(Data items)
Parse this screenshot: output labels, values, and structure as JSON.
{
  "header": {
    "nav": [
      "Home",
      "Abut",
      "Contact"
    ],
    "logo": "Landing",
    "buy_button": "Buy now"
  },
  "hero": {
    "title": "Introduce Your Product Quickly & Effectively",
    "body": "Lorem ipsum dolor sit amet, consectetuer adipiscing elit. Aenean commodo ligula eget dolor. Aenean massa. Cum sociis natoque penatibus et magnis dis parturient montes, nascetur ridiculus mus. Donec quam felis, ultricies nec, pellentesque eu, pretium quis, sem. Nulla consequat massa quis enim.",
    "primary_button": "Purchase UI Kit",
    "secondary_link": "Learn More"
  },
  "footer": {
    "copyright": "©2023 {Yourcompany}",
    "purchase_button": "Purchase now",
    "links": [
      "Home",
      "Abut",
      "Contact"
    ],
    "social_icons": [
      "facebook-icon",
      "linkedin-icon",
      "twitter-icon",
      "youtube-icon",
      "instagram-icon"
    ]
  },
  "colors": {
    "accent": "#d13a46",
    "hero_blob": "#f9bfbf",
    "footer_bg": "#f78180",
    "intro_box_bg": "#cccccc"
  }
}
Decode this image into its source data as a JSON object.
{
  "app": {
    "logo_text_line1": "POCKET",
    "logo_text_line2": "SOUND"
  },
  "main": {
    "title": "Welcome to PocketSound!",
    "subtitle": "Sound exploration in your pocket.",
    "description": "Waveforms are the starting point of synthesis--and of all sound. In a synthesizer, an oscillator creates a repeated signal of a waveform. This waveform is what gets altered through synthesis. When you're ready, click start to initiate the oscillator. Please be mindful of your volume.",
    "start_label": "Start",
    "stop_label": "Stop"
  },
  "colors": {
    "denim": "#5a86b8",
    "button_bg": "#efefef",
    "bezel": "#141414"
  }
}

*What to do*: Set down all of the entries exactly, please.

*Completed task*:
Parse this screenshot: output labels, values, and structure as JSON.
{
  "header": {
    "nav": [
      "Home",
      "Abut",
      "Contact"
    ],
    "logo": "Landing",
    "buy_button": "Buy now"
  },
  "hero": {
    "title": "Introduce Your Product Quickly & Effectively",
    "body": "Lorem ipsum dolor sit amet, consectetuer adipiscing elit. Aenean commodo ligula eget dolor. Aenean massa. Cum sociis natoque penatibus et magnis dis parturient montes, nascetur ridiculus mus. Donec quam felis, ultricies nec, pellentesque eu, pretium quis, sem. Nulla consequat massa quis enim.",
    "primary_button": "Purchase UI Kit",
    "secondary_link": "Learn More"
  },
  "footer": {
    "copyright": "©2023 {Yourcompany}",
    "purchase_button": "Purchase now",
    "links": [
      "Home",
      "Abut",
      "Contact"
    ],
    "social_icons": [
      "facebook-icon",
      "linkedin-icon",
      "twitter-icon",
      "youtube-icon",
      "instagram-icon"
    ]
  },
  "colors": {
    "accent": "#d13a46",
    "hero_blob": "#f9bfbf",
    "footer_bg": "#f78180",
    "intro_box_bg": "#cccccc"
  }
}
Decode this image into its source data as a JSON object.
{
  "app": {
    "logo_text_line1": "POCKET",
    "logo_text_line2": "SOUND"
  },
  "main": {
    "title": "Welcome to PocketSound!",
    "subtitle": "Sound exploration in your pocket.",
    "description": "Waveforms are the starting point of synthesis--and of all sound. In a synthesizer, an oscillator creates a repeated signal of a waveform. This waveform is what gets altered through synthesis. When you're ready, click start to initiate the oscillator. Please be mindful of your volume.",
    "start_label": "Start",
    "stop_label": "Stop"
  },
  "colors": {
    "denim": "#5a86b8",
    "button_bg": "#efefef",
    "bezel": "#141414"
  }
}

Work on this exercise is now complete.